EXERCISE GOAL: Pictures aside, write out every record exactly as it appears.
··· DATA TO USE
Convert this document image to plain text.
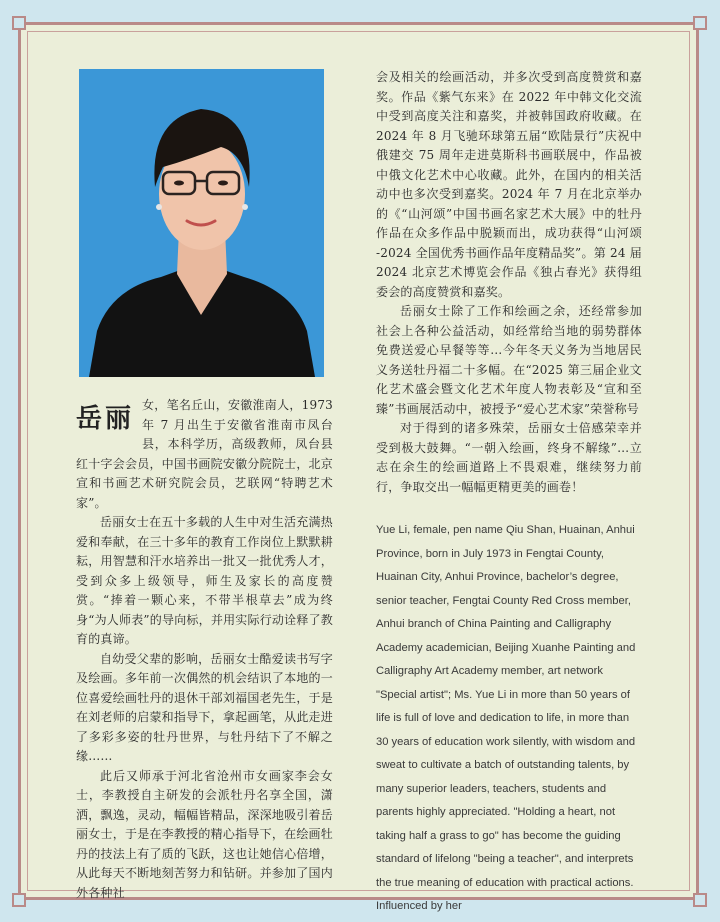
岳丽 女，笔名丘山，安徽淮南人，1973 年 7 月出生于安徽省淮南市凤台县，本科学历，高级教师，凤台县红十字会会员，中国书画院安徽分院院士，北京宣和书画艺术研究院会员，艺联网“特聘艺术家”。

岳丽女士在五十多载的人生中对生活充满热爱和奉献，在三十多年的教育工作岗位上默默耕耘，用智慧和汗水培养出一批又一批优秀人才，受到众多上级领导，师生及家长的高度赞赏。“捧着一颗心来，不带半根草去”成为终身“为人师表”的导向标，并用实际行动诠释了教育的真谛。

自幼受父辈的影响，岳丽女士酷爱读书写字及绘画。多年前一次偶然的机会结识了本地的一位喜爱绘画牡丹的退休干部刘福国老先生，于是在刘老师的启蒙和指导下，拿起画笔，从此走进了多彩多姿的牡丹世界，与牡丹结下了不解之缘……

此后又师承于河北省沧州市女画家李会女士，李教授自主研发的会派牡丹名享全国，潇洒，飘逸，灵动，幅幅皆精品，深深地吸引着岳丽女士，于是在李教授的精心指导下，在绘画牡丹的技法上有了质的飞跃，这也让她信心倍增，从此每天不断地刻苦努力和钻研。并参加了国内外各种社

会及相关的绘画活动，并多次受到高度赞赏和嘉奖。作品《紫气东来》在 2022 年中韩文化交流中受到高度关注和嘉奖，并被韩国政府收藏。在 2024 年 8 月飞驰环球第五届“欧陆景行”庆祝中俄建交 75 周年走进莫斯科书画联展中，作品被中俄文化艺术中心收藏。此外，在国内的相关活动中也多次受到嘉奖。2024 年 7 月在北京举办的《“山河颂”中国书画名家艺术大展》中的牡丹作品在众多作品中脱颖而出，成功获得“山河颂 -2024 全国优秀书画作品年度精品奖”。第 24 届 2024 北京艺术博览会作品《独占春光》获得组委会的高度赞赏和嘉奖。

岳丽女士除了工作和绘画之余，还经常参加社会上各种公益活动，如经常给当地的弱势群体免费送爱心早餐等等…今年冬天义务为当地居民义务送牡丹福二十多幅。在“2025 第三届企业文化艺术盛会暨文化艺术年度人物表彰及“宣和至臻”书画展活动中，被授予“爱心艺术家”荣誉称号

对于得到的诸多殊荣，岳丽女士倍感荣幸并受到极大鼓舞。“一朝入绘画，终身不解缘”…立志在余生的绘画道路上不畏艰难，继续努力前行，争取交出一幅幅更精更美的画卷！

Yue Li, female, pen name Qiu Shan, Huainan, Anhui Province, born in July 1973 in Fengtai County, Huainan City, Anhui Province, bachelor’s degree, senior teacher, Fengtai County Red Cross member, Anhui branch of China Painting and Calligraphy Academy academician, Beijing Xuanhe Painting and Calligraphy Art Academy member, art network "Special artist"; Ms. Yue Li in more than 50 years of life is full of love and dedication to life, in more than 30 years of education work silently, with wisdom and sweat to cultivate a batch of outstanding talents, by many superior leaders, teachers, students and parents highly appreciated. "Holding a heart, not taking half a grass to go" has become the guiding standard of lifelong "being a teacher", and interprets the true meaning of education with practical actions. Influenced by her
······
ANSWER TO THIS EXERCISE:
Convert this document image to plain text.
岳丽 女，笔名丘山，安徽淮南人，1973 年 7 月出生于安徽省淮南市凤台县，本科学历，高级教师，凤台县红十字会会员，中国书画院安徽分院院士，北京宣和书画艺术研究院会员，艺联网“特聘艺术家”。

岳丽女士在五十多载的人生中对生活充满热爱和奉献，在三十多年的教育工作岗位上默默耕耘，用智慧和汗水培养出一批又一批优秀人才，受到众多上级领导，师生及家长的高度赞赏。“捧着一颗心来，不带半根草去”成为终身“为人师表”的导向标，并用实际行动诠释了教育的真谛。

自幼受父辈的影响，岳丽女士酷爱读书写字及绘画。多年前一次偶然的机会结识了本地的一位喜爱绘画牡丹的退休干部刘福国老先生，于是在刘老师的启蒙和指导下，拿起画笔，从此走进了多彩多姿的牡丹世界，与牡丹结下了不解之缘……

此后又师承于河北省沧州市女画家李会女士，李教授自主研发的会派牡丹名享全国，潇洒，飘逸，灵动，幅幅皆精品，深深地吸引着岳丽女士，于是在李教授的精心指导下，在绘画牡丹的技法上有了质的飞跃，这也让她信心倍增，从此每天不断地刻苦努力和钻研。并参加了国内外各种社

会及相关的绘画活动，并多次受到高度赞赏和嘉奖。作品《紫气东来》在 2022 年中韩文化交流中受到高度关注和嘉奖，并被韩国政府收藏。在 2024 年 8 月飞驰环球第五届“欧陆景行”庆祝中俄建交 75 周年走进莫斯科书画联展中，作品被中俄文化艺术中心收藏。此外，在国内的相关活动中也多次受到嘉奖。2024 年 7 月在北京举办的《“山河颂”中国书画名家艺术大展》中的牡丹作品在众多作品中脱颖而出，成功获得“山河颂 -2024 全国优秀书画作品年度精品奖”。第 24 届 2024 北京艺术博览会作品《独占春光》获得组委会的高度赞赏和嘉奖。

岳丽女士除了工作和绘画之余，还经常参加社会上各种公益活动，如经常给当地的弱势群体免费送爱心早餐等等…今年冬天义务为当地居民义务送牡丹福二十多幅。在“2025 第三届企业文化艺术盛会暨文化艺术年度人物表彰及“宣和至臻”书画展活动中，被授予“爱心艺术家”荣誉称号

对于得到的诸多殊荣，岳丽女士倍感荣幸并受到极大鼓舞。“一朝入绘画，终身不解缘”…立志在余生的绘画道路上不畏艰难，继续努力前行，争取交出一幅幅更精更美的画卷！

Yue Li, female, pen name Qiu Shan, Huainan, Anhui Province, born in July 1973 in Fengtai County, Huainan City, Anhui Province, bachelor’s degree, senior teacher, Fengtai County Red Cross member, Anhui branch of China Painting and Calligraphy Academy academician, Beijing Xuanhe Painting and Calligraphy Art Academy member, art network "Special artist"; Ms. Yue Li in more than 50 years of life is full of love and dedication to life, in more than 30 years of education work silently, with wisdom and sweat to cultivate a batch of outstanding talents, by many superior leaders, teachers, students and parents highly appreciated. "Holding a heart, not taking half a grass to go" has become the guiding standard of lifelong "being a teacher", and interprets the true meaning of education with practical actions. Influenced by her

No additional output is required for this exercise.